Requirement
Gather every line in the data below that contains the string "annotation", matching case exactly.

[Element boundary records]
╔══
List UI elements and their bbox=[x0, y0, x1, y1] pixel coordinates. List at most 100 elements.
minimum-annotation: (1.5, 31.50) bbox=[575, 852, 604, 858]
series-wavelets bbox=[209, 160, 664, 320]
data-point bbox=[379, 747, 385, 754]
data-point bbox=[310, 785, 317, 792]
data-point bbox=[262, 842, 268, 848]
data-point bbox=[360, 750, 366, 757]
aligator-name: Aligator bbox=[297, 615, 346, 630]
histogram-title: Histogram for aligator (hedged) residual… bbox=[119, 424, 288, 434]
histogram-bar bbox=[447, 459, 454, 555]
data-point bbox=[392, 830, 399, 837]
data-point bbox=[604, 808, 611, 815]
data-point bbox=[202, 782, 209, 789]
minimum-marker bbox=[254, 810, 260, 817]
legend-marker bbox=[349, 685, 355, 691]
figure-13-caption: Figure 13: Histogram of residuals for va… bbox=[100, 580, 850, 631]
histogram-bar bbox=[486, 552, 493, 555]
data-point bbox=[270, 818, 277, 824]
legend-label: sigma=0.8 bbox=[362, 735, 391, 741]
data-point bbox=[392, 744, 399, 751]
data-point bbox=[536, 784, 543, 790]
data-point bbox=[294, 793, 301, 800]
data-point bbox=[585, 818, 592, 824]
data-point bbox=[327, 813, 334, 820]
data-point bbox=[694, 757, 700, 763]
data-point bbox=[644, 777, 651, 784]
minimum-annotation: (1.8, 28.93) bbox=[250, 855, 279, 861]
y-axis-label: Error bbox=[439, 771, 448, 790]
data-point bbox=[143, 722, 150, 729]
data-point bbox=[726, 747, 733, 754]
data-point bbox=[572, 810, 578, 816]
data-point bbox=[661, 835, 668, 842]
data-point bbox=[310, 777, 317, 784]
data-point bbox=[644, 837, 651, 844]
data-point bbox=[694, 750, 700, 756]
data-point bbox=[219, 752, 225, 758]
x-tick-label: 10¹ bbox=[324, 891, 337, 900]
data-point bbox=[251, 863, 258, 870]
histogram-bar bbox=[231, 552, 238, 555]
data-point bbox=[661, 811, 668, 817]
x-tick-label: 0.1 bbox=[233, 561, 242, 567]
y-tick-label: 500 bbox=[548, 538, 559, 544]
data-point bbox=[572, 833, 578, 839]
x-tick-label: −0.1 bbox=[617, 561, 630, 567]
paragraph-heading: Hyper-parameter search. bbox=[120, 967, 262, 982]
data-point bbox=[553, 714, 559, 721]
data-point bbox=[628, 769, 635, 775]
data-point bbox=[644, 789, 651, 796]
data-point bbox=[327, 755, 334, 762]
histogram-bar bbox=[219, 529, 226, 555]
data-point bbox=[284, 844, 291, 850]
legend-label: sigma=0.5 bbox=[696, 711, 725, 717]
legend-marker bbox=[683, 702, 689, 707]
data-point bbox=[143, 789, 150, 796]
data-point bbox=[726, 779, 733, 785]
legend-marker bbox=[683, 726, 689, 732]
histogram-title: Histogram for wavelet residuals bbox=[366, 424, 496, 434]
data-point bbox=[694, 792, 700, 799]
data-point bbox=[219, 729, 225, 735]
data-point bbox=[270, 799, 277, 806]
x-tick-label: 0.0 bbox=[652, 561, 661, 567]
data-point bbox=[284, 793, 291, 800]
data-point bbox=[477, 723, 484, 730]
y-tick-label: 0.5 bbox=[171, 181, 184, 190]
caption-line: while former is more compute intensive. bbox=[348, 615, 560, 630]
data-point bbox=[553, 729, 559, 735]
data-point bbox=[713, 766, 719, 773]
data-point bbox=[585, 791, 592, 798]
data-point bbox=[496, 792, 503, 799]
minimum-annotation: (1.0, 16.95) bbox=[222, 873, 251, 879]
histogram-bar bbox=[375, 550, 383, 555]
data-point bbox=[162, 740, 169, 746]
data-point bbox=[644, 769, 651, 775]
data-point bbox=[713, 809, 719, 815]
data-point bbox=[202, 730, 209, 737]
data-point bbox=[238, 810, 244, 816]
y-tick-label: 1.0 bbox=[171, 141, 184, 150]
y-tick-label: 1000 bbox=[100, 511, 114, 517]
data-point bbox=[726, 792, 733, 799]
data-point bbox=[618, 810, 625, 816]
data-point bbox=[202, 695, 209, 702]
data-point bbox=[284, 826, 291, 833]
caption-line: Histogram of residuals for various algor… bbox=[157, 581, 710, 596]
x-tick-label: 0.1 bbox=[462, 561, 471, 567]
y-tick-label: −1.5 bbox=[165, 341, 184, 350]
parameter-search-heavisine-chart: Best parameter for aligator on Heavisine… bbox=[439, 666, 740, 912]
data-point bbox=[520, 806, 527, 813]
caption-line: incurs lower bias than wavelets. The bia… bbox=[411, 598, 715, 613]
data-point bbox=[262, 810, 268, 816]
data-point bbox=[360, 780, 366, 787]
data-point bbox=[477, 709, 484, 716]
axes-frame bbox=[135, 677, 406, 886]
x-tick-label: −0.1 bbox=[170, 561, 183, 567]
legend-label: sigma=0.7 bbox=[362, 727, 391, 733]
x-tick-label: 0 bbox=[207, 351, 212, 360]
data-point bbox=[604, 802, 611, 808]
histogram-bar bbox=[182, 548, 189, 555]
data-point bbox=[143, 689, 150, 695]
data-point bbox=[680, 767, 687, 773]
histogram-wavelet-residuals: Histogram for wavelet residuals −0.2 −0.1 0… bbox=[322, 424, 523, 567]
╚══
Finished exercise
minimum-annotation: (1.5, 31.50) bbox=[575, 852, 604, 858]
minimum-annotation: (1.8, 28.93) bbox=[250, 855, 279, 861]
minimum-annotation: (1.0, 16.95) bbox=[222, 873, 251, 879]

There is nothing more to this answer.